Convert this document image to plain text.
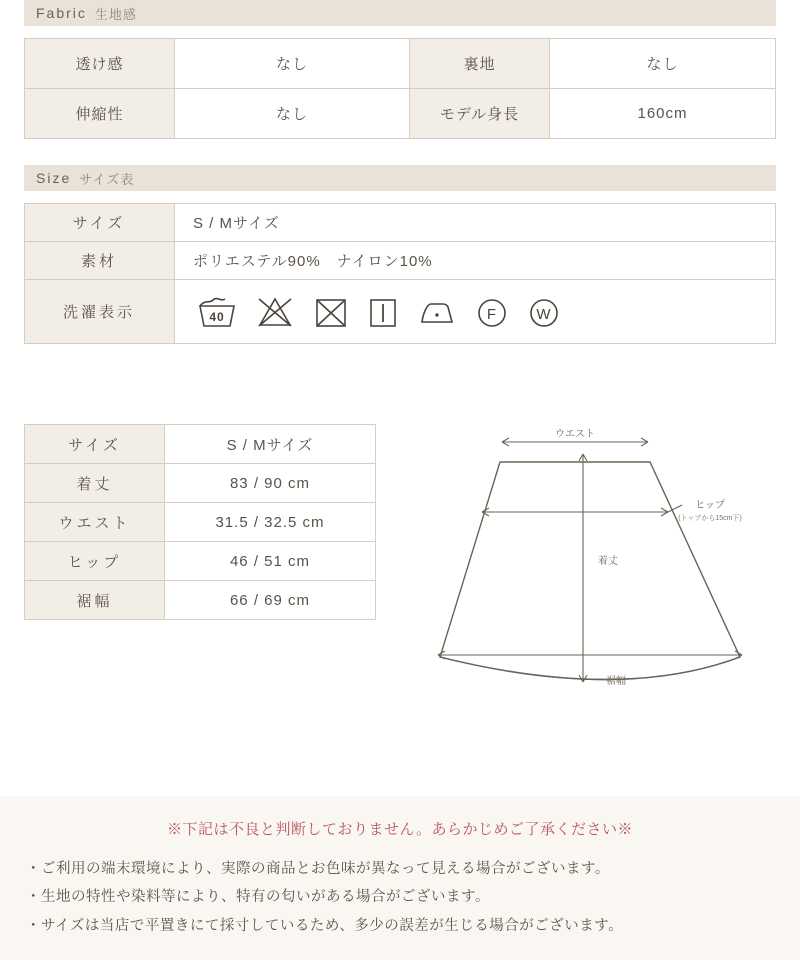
Fabric 生地感
透け感	なし	裏地	なし
伸縮性	なし	モデル身長	160cm
Size サイズ表
サイズ	S / Mサイズ
素材	ポリエステル90%　ナイロン10%
洗濯表示	40 F W
サイズ	S / Mサイズ
着丈	83 / 90 cm
ウエスト	31.5 / 32.5 cm
ヒップ	46 / 51 cm
裾幅	66 / 69 cm
ウエスト
ヒップ
(トップから15cm下)
着丈
裾幅
※下記は不良と判断しておりません。あらかじめご了承ください※
・ご利用の端末環境により、実際の商品とお色味が異なって見える場合がございます。
・生地の特性や染料等により、特有の匂いがある場合がございます。
・サイズは当店で平置きにて採寸しているため、多少の誤差が生じる場合がございます。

#### [Short problem]
Leave the pictures out and write out every entry exactly as given.

#### [Reply to the exercise]
Convert this document image to plain text.
Fabric 生地感
透け感	なし	裏地	なし
伸縮性	なし	モデル身長	160cm
Size サイズ表
サイズ	S / Mサイズ
素材	ポリエステル90%　ナイロン10%
洗濯表示	40 F W
サイズ	S / Mサイズ
着丈	83 / 90 cm
ウエスト	31.5 / 32.5 cm
ヒップ	46 / 51 cm
裾幅	66 / 69 cm
ウエスト
ヒップ
(トップから15cm下)
着丈
裾幅
※下記は不良と判断しておりません。あらかじめご了承ください※
・ご利用の端末環境により、実際の商品とお色味が異なって見える場合がございます。
・生地の特性や染料等により、特有の匂いがある場合がございます。
・サイズは当店で平置きにて採寸しているため、多少の誤差が生じる場合がございます。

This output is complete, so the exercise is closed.